Stored items from a collection:
########
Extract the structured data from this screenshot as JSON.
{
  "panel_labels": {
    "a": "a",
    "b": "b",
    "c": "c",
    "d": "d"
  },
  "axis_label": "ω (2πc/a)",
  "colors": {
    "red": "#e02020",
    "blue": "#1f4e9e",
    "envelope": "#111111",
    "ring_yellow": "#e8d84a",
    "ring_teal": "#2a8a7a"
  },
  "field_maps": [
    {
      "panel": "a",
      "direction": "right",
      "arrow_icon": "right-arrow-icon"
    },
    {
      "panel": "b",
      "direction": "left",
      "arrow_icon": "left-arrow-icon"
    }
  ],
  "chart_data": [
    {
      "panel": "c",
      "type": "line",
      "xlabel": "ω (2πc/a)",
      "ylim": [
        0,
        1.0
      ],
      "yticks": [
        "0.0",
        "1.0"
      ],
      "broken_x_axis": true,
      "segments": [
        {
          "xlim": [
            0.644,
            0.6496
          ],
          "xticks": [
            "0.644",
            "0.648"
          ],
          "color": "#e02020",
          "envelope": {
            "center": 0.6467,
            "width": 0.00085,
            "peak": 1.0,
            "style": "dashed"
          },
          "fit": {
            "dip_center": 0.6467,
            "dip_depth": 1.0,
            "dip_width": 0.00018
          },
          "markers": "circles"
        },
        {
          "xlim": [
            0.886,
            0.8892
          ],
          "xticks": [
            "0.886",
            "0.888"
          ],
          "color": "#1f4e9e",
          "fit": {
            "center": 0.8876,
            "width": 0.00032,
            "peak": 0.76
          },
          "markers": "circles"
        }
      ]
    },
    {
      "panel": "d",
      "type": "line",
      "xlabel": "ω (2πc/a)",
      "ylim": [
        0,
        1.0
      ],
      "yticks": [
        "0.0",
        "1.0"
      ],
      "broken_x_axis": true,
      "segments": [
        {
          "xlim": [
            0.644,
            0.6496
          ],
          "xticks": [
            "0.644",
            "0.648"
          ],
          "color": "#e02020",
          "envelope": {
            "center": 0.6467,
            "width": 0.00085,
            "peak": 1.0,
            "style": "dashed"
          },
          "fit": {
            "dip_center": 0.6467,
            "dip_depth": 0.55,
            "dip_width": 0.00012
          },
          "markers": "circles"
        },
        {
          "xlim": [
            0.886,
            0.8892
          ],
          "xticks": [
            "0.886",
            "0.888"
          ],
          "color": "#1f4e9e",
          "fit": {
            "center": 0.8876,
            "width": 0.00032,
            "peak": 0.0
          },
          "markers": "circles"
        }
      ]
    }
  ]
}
########
THE PROBLEM: Return all of the data word for word.

PROBLEM SOLUTION:
Extract the structured data from this screenshot as JSON.
{
  "panel_labels": {
    "a": "a",
    "b": "b",
    "c": "c",
    "d": "d"
  },
  "axis_label": "ω (2πc/a)",
  "colors": {
    "red": "#e02020",
    "blue": "#1f4e9e",
    "envelope": "#111111",
    "ring_yellow": "#e8d84a",
    "ring_teal": "#2a8a7a"
  },
  "field_maps": [
    {
      "panel": "a",
      "direction": "right",
      "arrow_icon": "right-arrow-icon"
    },
    {
      "panel": "b",
      "direction": "left",
      "arrow_icon": "left-arrow-icon"
    }
  ],
  "chart_data": [
    {
      "panel": "c",
      "type": "line",
      "xlabel": "ω (2πc/a)",
      "ylim": [
        0,
        1.0
      ],
      "yticks": [
        "0.0",
        "1.0"
      ],
      "broken_x_axis": true,
      "segments": [
        {
          "xlim": [
            0.644,
            0.6496
          ],
          "xticks": [
            "0.644",
            "0.648"
          ],
          "color": "#e02020",
          "envelope": {
            "center": 0.6467,
            "width": 0.00085,
            "peak": 1.0,
            "style": "dashed"
          },
          "fit": {
            "dip_center": 0.6467,
            "dip_depth": 1.0,
            "dip_width": 0.00018
          },
          "markers": "circles"
        },
        {
          "xlim": [
            0.886,
            0.8892
          ],
          "xticks": [
            "0.886",
            "0.888"
          ],
          "color": "#1f4e9e",
          "fit": {
            "center": 0.8876,
            "width": 0.00032,
            "peak": 0.76
          },
          "markers": "circles"
        }
      ]
    },
    {
      "panel": "d",
      "type": "line",
      "xlabel": "ω (2πc/a)",
      "ylim": [
        0,
        1.0
      ],
      "yticks": [
        "0.0",
        "1.0"
      ],
      "broken_x_axis": true,
      "segments": [
        {
          "xlim": [
            0.644,
            0.6496
          ],
          "xticks": [
            "0.644",
            "0.648"
          ],
          "color": "#e02020",
          "envelope": {
            "center": 0.6467,
            "width": 0.00085,
            "peak": 1.0,
            "style": "dashed"
          },
          "fit": {
            "dip_center": 0.6467,
            "dip_depth": 0.55,
            "dip_width": 0.00012
          },
          "markers": "circles"
        },
        {
          "xlim": [
            0.886,
            0.8892
          ],
          "xticks": [
            "0.886",
            "0.888"
          ],
          "color": "#1f4e9e",
          "fit": {
            "center": 0.8876,
            "width": 0.00032,
            "peak": 0.0
          },
          "markers": "circles"
        }
      ]
    }
  ]
}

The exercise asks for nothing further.